• Given instruction
Lines containing the word "marker" are the ones to copy from the records below.

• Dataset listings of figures
***

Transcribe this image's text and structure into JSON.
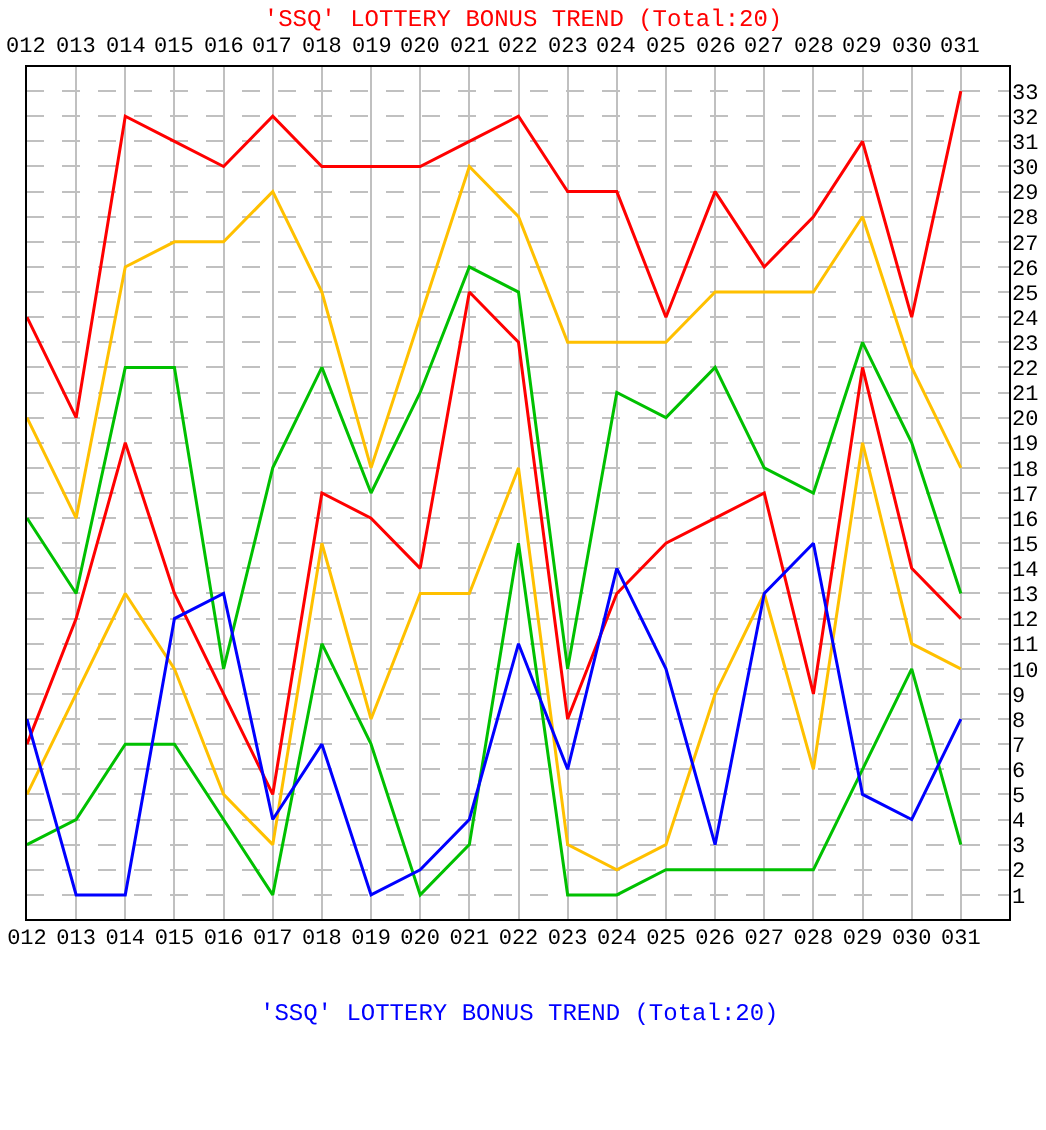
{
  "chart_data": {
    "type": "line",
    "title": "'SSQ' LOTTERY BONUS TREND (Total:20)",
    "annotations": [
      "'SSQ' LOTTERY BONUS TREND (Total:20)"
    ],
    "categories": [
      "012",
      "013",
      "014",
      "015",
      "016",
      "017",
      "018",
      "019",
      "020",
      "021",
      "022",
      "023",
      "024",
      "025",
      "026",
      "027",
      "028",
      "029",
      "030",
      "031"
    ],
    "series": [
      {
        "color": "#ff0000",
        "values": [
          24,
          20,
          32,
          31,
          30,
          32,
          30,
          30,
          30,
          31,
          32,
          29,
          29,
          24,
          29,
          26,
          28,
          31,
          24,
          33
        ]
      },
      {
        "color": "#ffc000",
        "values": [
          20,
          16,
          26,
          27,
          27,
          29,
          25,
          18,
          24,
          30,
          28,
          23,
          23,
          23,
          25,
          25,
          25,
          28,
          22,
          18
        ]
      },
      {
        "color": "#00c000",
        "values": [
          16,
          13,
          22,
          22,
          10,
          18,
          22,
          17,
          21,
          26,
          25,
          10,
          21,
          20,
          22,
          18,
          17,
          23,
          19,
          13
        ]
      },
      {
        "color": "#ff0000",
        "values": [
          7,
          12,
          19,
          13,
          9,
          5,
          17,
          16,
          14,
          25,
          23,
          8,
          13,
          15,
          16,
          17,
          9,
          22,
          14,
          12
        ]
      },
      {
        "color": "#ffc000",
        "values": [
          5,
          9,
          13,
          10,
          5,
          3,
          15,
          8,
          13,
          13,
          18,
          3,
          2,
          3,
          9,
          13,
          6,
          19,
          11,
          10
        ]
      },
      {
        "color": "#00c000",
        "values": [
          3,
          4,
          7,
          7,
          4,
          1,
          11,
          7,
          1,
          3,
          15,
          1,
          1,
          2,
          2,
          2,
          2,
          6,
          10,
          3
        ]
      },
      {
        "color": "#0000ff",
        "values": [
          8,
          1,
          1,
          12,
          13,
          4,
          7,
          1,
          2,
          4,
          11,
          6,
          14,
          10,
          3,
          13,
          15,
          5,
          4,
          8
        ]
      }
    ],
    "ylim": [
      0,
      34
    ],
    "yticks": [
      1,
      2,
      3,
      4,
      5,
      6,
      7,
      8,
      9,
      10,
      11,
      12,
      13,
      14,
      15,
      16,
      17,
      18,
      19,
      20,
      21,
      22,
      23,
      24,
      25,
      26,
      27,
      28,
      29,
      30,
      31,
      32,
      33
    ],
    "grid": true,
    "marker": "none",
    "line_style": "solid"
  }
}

***

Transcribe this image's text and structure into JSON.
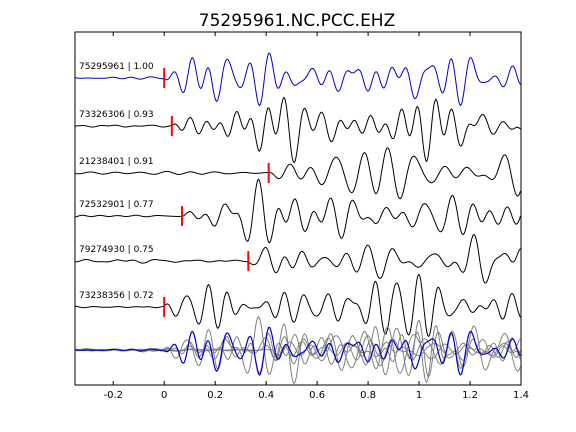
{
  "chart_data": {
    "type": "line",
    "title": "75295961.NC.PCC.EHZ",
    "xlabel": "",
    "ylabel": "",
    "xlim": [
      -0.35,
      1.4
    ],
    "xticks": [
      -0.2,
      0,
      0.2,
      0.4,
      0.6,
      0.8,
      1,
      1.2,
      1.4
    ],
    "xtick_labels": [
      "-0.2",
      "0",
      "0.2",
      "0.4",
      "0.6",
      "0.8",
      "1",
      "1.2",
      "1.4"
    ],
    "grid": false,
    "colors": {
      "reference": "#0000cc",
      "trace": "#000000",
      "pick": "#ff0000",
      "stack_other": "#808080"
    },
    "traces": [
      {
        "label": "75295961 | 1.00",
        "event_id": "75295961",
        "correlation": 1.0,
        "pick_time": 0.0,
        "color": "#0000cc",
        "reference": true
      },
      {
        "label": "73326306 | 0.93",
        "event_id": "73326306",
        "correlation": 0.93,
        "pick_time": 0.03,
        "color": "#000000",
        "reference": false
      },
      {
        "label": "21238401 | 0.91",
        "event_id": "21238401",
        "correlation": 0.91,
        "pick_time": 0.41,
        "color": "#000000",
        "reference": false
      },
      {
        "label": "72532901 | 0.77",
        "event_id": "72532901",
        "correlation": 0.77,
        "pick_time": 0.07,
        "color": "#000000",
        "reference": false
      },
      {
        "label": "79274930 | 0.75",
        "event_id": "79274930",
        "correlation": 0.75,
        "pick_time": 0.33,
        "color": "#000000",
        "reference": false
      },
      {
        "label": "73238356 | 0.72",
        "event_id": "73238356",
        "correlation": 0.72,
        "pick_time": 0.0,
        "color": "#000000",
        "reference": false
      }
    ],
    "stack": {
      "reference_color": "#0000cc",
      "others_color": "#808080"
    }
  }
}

***

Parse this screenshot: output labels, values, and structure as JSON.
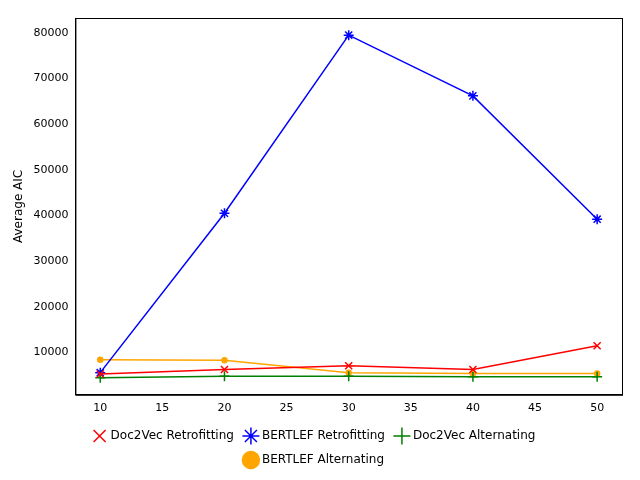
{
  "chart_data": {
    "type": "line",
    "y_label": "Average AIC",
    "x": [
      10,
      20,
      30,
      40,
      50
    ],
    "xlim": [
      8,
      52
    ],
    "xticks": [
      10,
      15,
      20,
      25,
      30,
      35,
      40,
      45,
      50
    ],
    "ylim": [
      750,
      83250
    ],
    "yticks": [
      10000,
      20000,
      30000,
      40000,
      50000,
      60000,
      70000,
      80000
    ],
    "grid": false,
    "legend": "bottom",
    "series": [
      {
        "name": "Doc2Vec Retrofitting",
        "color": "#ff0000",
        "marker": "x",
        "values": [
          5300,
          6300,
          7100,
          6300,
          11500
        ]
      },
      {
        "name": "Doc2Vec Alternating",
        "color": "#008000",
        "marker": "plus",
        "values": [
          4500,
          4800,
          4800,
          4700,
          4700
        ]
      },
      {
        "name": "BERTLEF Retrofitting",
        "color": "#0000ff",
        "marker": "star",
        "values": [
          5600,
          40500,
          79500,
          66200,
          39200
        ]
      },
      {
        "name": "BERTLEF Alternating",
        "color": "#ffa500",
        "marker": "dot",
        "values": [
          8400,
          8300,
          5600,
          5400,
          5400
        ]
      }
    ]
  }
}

***

• Task result
    "marker": "none",
        "marker": "x",
        "marker": "plus",
        "marker": "star",
        "marker": "dot",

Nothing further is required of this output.